Exactly repeat all the records below, omitting the images they hold.

● MATERIAL TO PROCESS
==*==
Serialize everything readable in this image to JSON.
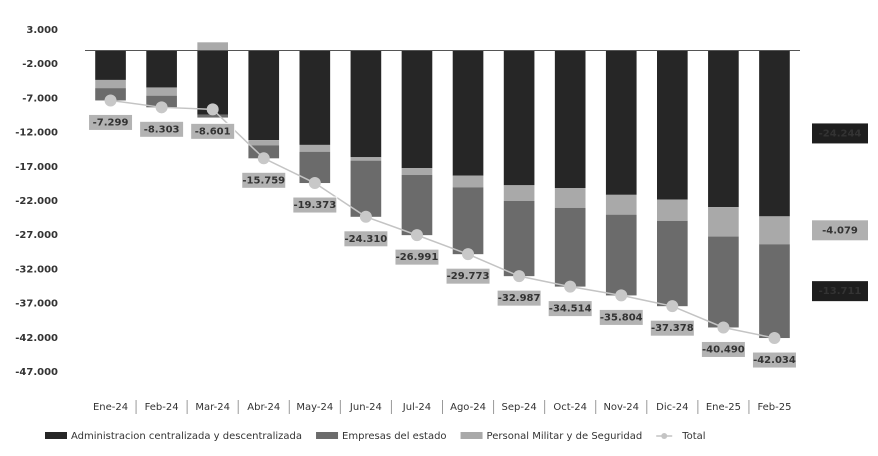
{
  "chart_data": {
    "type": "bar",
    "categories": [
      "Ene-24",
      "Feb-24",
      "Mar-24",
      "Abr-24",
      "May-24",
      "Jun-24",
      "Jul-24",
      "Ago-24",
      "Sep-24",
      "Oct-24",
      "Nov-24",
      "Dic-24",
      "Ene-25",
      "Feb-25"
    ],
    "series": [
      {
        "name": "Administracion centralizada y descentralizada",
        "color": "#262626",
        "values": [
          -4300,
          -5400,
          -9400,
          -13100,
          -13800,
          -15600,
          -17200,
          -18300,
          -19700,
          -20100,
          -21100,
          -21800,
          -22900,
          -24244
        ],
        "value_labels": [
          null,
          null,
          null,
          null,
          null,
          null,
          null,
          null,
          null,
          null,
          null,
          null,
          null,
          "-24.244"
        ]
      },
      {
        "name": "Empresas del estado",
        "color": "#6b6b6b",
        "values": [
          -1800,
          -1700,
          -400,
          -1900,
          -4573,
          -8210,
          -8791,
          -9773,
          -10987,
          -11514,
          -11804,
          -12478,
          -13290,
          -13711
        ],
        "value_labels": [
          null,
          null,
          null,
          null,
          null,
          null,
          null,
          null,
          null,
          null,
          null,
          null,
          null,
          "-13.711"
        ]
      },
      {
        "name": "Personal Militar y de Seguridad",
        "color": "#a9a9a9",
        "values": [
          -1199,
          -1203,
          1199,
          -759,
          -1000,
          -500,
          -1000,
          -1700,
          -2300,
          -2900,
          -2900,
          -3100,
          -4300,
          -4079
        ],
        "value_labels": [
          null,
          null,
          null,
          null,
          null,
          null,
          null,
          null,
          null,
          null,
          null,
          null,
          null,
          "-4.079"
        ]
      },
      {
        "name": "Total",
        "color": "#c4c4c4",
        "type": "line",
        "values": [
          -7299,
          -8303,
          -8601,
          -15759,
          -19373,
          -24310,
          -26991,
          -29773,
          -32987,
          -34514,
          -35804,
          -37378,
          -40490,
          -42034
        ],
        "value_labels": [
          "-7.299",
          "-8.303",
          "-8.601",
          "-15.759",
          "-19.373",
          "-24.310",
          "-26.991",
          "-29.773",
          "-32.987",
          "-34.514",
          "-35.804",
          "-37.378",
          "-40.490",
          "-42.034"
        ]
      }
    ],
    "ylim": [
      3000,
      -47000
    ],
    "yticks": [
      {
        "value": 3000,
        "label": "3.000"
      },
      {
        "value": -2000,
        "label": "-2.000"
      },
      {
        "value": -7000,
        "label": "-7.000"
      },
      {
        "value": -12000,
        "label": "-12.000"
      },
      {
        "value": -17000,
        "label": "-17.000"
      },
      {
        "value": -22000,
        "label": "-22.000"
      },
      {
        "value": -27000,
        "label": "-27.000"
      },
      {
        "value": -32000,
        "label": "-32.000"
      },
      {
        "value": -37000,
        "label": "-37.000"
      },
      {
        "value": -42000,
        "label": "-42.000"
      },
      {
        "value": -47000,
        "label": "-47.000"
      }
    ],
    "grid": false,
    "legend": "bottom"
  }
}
==*==
● RESULT OF THIS EXERCISE
Serialize everything readable in this image to JSON.
{
  "chart_data": {
    "type": "bar",
    "categories": [
      "Ene-24",
      "Feb-24",
      "Mar-24",
      "Abr-24",
      "May-24",
      "Jun-24",
      "Jul-24",
      "Ago-24",
      "Sep-24",
      "Oct-24",
      "Nov-24",
      "Dic-24",
      "Ene-25",
      "Feb-25"
    ],
    "series": [
      {
        "name": "Administracion centralizada y descentralizada",
        "color": "#262626",
        "values": [
          -4300,
          -5400,
          -9400,
          -13100,
          -13800,
          -15600,
          -17200,
          -18300,
          -19700,
          -20100,
          -21100,
          -21800,
          -22900,
          -24244
        ],
        "value_labels": [
          null,
          null,
          null,
          null,
          null,
          null,
          null,
          null,
          null,
          null,
          null,
          null,
          null,
          "-24.244"
        ]
      },
      {
        "name": "Empresas del estado",
        "color": "#6b6b6b",
        "values": [
          -1800,
          -1700,
          -400,
          -1900,
          -4573,
          -8210,
          -8791,
          -9773,
          -10987,
          -11514,
          -11804,
          -12478,
          -13290,
          -13711
        ],
        "value_labels": [
          null,
          null,
          null,
          null,
          null,
          null,
          null,
          null,
          null,
          null,
          null,
          null,
          null,
          "-13.711"
        ]
      },
      {
        "name": "Personal Militar y de Seguridad",
        "color": "#a9a9a9",
        "values": [
          -1199,
          -1203,
          1199,
          -759,
          -1000,
          -500,
          -1000,
          -1700,
          -2300,
          -2900,
          -2900,
          -3100,
          -4300,
          -4079
        ],
        "value_labels": [
          null,
          null,
          null,
          null,
          null,
          null,
          null,
          null,
          null,
          null,
          null,
          null,
          null,
          "-4.079"
        ]
      },
      {
        "name": "Total",
        "color": "#c4c4c4",
        "type": "line",
        "values": [
          -7299,
          -8303,
          -8601,
          -15759,
          -19373,
          -24310,
          -26991,
          -29773,
          -32987,
          -34514,
          -35804,
          -37378,
          -40490,
          -42034
        ],
        "value_labels": [
          "-7.299",
          "-8.303",
          "-8.601",
          "-15.759",
          "-19.373",
          "-24.310",
          "-26.991",
          "-29.773",
          "-32.987",
          "-34.514",
          "-35.804",
          "-37.378",
          "-40.490",
          "-42.034"
        ]
      }
    ],
    "ylim": [
      3000,
      -47000
    ],
    "yticks": [
      {
        "value": 3000,
        "label": "3.000"
      },
      {
        "value": -2000,
        "label": "-2.000"
      },
      {
        "value": -7000,
        "label": "-7.000"
      },
      {
        "value": -12000,
        "label": "-12.000"
      },
      {
        "value": -17000,
        "label": "-17.000"
      },
      {
        "value": -22000,
        "label": "-22.000"
      },
      {
        "value": -27000,
        "label": "-27.000"
      },
      {
        "value": -32000,
        "label": "-32.000"
      },
      {
        "value": -37000,
        "label": "-37.000"
      },
      {
        "value": -42000,
        "label": "-42.000"
      },
      {
        "value": -47000,
        "label": "-47.000"
      }
    ],
    "grid": false,
    "legend": "bottom"
  }
}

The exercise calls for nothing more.